Identify the lines that contain the string "Count" and copy all of them.
----- PROVIDED INFORMATION -----
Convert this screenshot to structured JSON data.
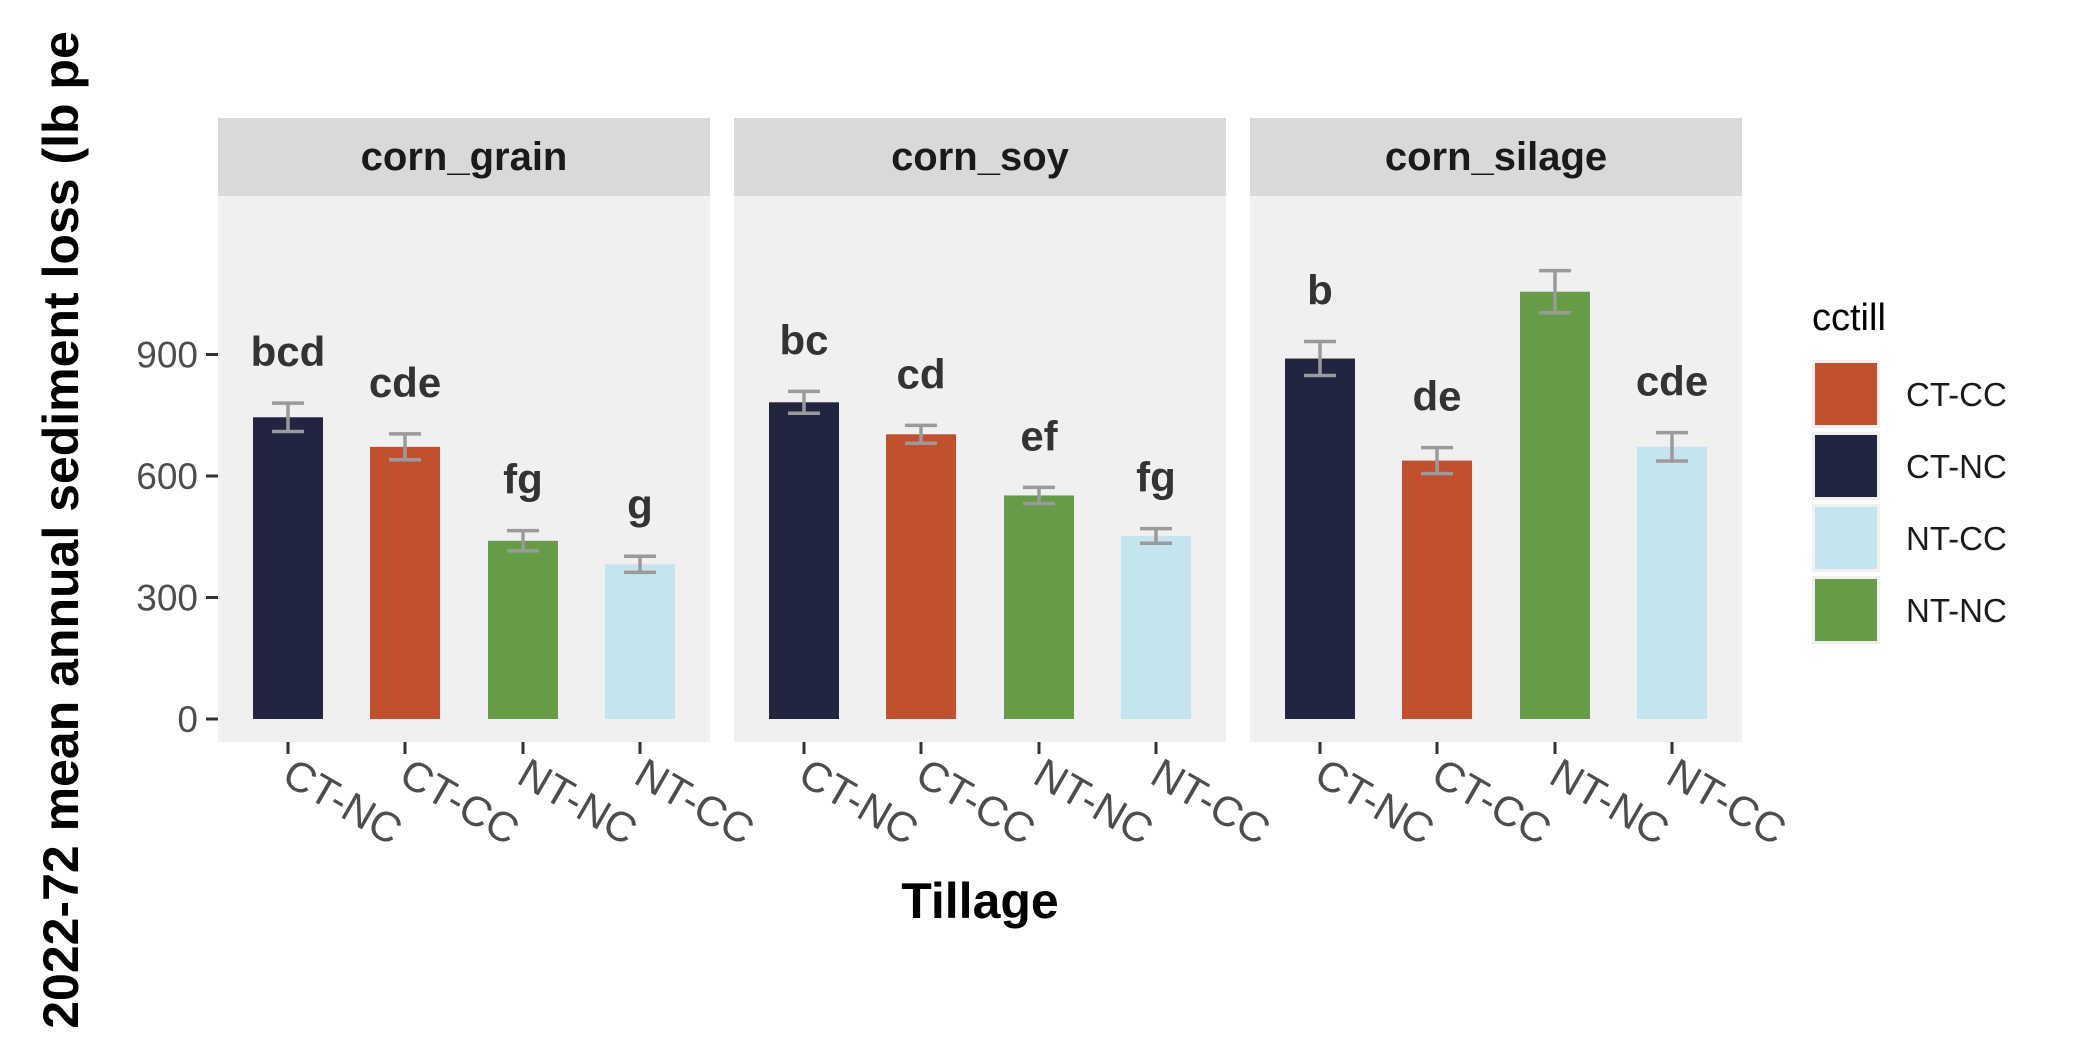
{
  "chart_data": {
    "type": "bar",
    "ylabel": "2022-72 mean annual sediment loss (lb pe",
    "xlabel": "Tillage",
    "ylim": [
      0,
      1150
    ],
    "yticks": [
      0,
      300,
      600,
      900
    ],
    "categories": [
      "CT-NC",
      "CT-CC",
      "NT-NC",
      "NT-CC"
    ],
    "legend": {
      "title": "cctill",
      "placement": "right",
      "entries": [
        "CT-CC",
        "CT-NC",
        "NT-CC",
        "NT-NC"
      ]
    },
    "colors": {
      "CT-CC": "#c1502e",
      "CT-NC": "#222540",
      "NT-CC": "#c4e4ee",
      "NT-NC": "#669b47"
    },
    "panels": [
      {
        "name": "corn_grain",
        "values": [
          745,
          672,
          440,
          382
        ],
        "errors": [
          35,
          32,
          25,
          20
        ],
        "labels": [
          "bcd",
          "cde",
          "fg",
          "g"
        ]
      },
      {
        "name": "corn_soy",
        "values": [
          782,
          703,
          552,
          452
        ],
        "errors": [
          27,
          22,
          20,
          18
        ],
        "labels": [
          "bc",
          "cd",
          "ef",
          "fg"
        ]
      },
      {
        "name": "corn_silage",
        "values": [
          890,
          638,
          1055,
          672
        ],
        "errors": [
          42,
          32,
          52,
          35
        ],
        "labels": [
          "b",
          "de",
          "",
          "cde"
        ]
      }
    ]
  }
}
-----
----- PROVIDED INFORMATION -----
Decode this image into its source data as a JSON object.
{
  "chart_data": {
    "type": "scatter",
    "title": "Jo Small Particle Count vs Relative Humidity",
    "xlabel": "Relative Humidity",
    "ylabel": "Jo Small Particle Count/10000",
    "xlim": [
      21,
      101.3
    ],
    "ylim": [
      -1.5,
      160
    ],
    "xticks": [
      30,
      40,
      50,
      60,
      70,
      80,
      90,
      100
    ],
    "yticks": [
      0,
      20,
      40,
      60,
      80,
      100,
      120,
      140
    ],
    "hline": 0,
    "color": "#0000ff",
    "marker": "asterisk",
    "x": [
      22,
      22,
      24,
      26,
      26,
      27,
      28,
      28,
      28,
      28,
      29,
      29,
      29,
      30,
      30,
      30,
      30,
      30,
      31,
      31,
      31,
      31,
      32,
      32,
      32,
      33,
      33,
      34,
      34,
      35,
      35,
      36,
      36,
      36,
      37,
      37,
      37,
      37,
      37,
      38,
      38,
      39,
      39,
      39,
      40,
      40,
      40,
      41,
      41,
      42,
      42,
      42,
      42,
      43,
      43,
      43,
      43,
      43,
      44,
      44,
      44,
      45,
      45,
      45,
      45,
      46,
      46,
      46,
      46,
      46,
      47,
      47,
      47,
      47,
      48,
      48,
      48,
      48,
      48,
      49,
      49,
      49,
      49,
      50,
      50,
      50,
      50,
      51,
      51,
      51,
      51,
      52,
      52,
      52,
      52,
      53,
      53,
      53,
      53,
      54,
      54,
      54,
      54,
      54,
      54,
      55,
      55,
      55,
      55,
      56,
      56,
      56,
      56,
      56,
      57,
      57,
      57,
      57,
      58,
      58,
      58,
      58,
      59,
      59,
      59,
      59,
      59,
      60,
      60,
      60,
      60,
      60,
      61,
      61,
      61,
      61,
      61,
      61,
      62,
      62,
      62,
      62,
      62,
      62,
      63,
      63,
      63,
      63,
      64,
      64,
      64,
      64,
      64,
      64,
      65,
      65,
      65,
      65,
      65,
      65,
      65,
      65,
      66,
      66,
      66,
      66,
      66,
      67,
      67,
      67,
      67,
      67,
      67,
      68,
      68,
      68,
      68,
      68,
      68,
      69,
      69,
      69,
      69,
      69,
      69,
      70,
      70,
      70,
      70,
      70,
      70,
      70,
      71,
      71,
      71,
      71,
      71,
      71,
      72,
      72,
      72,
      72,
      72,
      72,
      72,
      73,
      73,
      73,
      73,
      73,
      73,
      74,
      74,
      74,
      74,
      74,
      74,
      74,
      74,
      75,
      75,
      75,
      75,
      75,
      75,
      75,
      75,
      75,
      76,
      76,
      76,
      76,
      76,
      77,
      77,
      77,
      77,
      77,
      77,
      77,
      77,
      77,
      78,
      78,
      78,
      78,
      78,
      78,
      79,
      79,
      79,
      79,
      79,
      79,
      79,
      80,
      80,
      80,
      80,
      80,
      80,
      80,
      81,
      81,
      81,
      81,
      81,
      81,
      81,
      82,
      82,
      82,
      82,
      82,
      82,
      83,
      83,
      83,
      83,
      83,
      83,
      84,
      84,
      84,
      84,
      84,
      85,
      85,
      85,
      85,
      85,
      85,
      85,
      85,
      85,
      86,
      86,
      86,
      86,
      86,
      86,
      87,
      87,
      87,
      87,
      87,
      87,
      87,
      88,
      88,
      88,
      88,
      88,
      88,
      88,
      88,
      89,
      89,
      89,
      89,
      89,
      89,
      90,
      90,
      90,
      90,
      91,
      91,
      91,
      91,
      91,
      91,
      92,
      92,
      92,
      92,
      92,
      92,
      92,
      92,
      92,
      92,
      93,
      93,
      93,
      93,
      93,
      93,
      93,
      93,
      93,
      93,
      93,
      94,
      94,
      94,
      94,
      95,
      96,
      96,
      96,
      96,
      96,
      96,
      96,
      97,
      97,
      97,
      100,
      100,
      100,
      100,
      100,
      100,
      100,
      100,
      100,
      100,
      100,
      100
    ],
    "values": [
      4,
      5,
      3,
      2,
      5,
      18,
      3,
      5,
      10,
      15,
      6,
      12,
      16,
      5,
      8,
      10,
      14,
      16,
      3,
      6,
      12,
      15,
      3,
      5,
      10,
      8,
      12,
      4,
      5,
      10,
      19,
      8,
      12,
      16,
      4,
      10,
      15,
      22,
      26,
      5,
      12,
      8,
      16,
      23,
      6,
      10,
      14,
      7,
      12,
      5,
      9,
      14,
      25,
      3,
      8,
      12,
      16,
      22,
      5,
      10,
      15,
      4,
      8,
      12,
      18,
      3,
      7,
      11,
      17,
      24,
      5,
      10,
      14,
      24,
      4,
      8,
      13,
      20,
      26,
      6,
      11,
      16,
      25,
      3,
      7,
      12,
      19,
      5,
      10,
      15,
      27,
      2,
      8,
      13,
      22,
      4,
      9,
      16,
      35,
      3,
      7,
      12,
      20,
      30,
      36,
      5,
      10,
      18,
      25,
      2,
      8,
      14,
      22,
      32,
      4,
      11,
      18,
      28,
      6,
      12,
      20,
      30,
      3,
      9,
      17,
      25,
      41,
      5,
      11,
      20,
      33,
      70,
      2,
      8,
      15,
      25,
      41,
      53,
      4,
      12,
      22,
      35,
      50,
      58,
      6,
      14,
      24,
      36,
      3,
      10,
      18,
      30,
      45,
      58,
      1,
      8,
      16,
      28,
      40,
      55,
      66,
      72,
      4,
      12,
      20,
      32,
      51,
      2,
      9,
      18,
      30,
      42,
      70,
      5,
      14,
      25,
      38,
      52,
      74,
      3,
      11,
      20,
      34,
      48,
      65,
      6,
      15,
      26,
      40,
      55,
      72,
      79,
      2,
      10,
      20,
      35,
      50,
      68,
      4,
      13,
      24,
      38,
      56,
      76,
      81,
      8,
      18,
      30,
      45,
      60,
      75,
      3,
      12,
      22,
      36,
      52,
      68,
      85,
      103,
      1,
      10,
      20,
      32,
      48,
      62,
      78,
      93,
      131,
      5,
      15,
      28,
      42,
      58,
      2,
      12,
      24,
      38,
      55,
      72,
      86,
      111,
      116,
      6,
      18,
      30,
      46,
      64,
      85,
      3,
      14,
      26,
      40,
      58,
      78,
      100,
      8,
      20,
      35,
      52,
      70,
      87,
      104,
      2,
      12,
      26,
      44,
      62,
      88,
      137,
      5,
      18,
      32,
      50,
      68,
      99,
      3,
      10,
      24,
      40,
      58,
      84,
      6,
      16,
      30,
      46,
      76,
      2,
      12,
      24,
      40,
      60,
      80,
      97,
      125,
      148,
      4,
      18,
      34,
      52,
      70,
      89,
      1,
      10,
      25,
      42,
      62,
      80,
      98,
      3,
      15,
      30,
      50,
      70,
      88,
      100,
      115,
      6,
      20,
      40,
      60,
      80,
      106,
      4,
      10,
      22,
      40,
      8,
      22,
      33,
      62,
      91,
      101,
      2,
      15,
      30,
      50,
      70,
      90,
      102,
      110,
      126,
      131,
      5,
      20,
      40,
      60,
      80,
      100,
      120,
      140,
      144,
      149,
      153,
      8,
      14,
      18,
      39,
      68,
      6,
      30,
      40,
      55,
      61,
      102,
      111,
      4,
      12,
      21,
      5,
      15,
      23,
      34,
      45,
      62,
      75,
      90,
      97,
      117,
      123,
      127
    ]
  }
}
-----
- **COMPLETED EXERCISE**
    "title": "Jo Small Particle Count vs Relative Humidity",
    "ylabel": "Jo Small Particle Count/10000",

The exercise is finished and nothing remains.